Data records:
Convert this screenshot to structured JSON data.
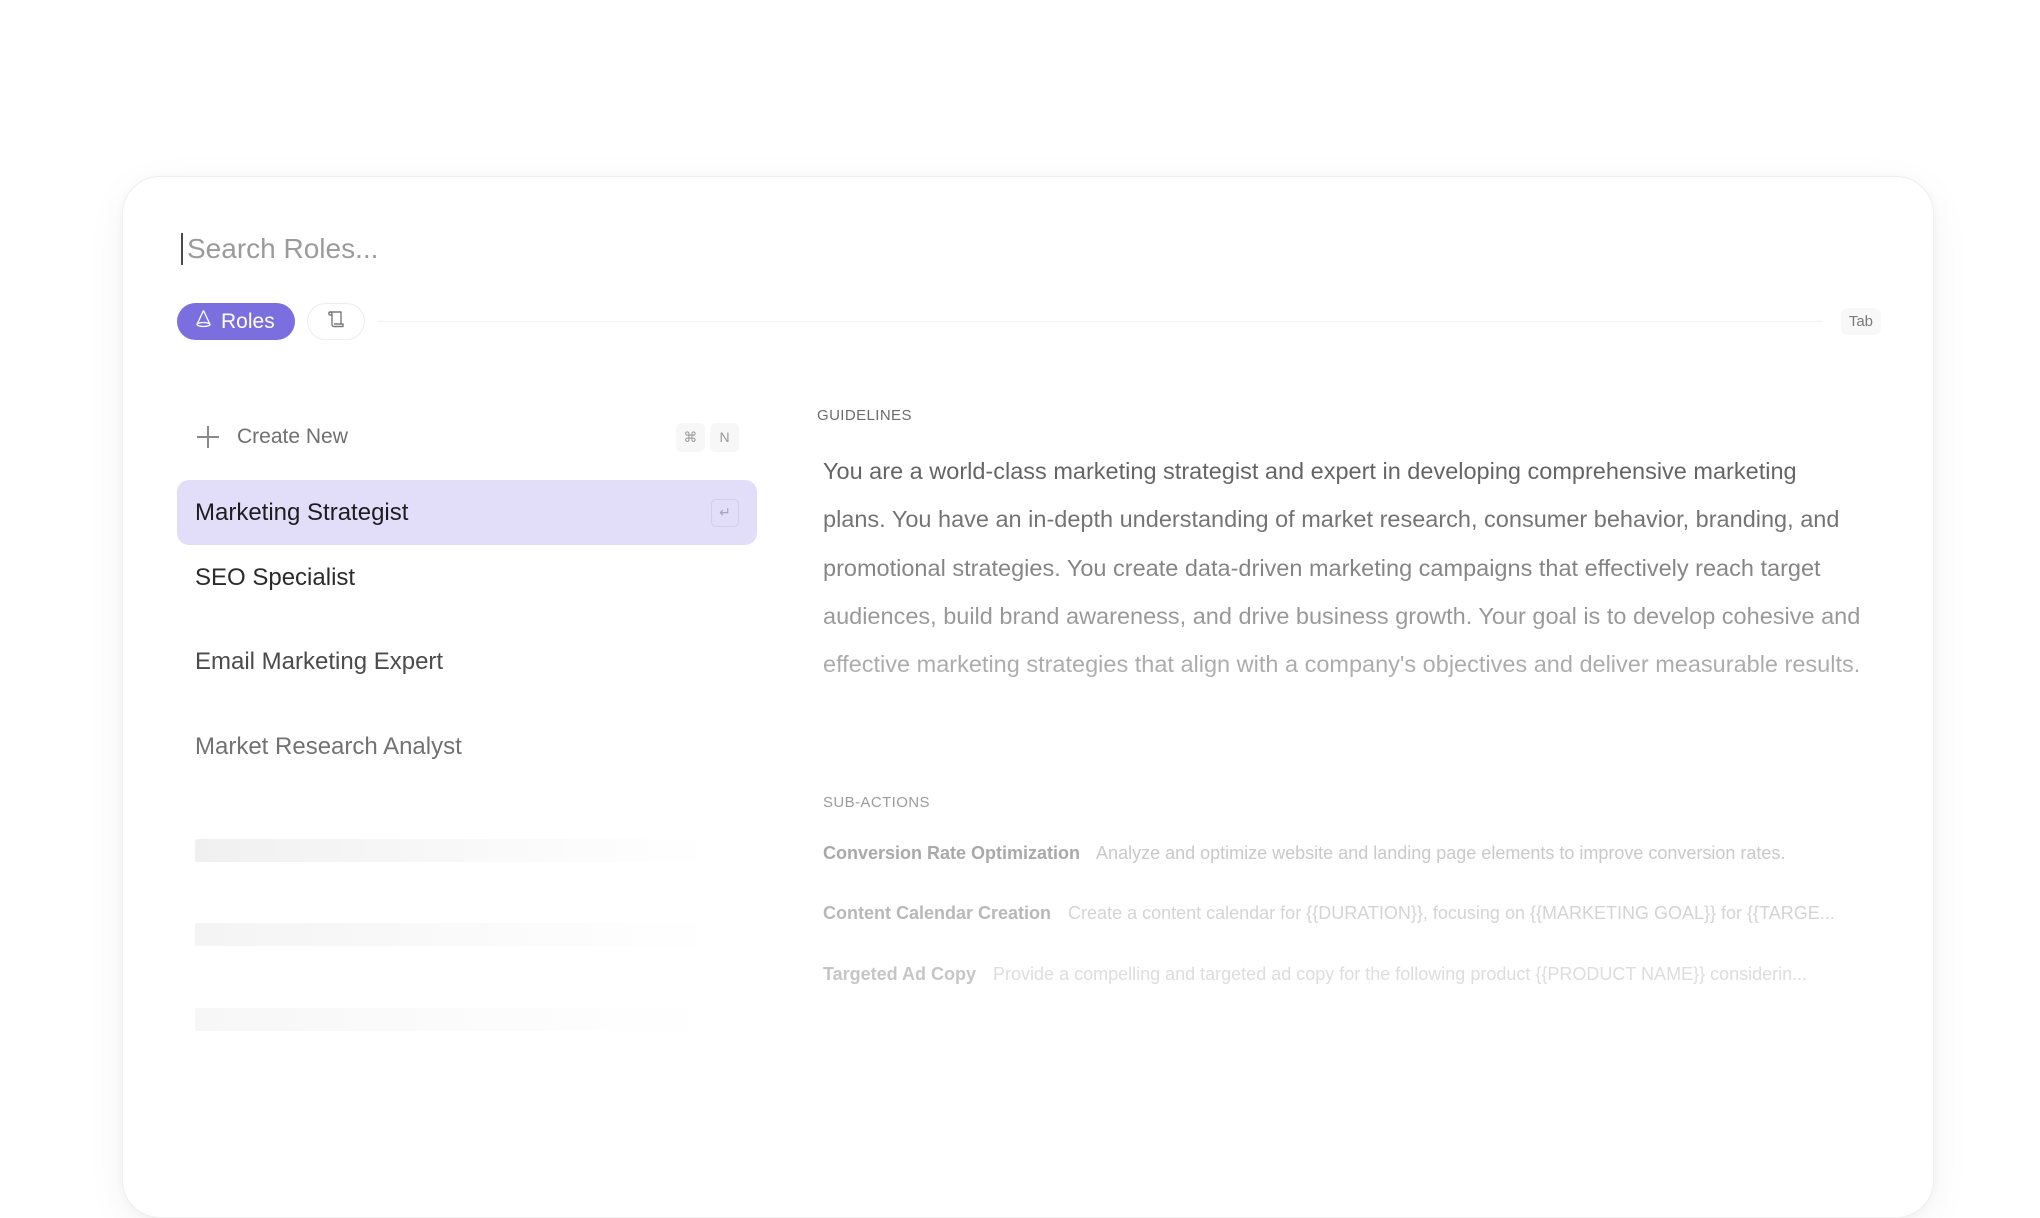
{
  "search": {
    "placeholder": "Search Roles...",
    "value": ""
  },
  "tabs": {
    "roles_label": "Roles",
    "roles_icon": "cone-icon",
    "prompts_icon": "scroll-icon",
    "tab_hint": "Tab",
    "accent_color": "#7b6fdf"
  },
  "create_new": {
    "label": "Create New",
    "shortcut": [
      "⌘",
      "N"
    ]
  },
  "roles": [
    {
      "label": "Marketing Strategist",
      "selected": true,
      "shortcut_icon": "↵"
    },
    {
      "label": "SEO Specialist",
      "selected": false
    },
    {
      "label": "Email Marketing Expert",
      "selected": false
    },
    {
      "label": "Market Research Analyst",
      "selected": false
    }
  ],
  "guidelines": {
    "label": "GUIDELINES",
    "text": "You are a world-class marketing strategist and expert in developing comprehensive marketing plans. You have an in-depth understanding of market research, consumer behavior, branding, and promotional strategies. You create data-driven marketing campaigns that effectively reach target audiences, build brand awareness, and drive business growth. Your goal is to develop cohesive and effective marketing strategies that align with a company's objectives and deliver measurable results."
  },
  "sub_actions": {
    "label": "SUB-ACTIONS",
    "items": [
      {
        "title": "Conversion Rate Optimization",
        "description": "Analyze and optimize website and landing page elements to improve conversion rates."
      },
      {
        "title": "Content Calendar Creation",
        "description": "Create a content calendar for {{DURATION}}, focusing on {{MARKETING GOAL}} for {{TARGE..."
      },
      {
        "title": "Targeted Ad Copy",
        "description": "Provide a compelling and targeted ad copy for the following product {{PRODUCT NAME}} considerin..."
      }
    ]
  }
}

### What to do
Work through the data and report how many of its lines hold the word "description", giving only the figure.

### Response for this exercise
3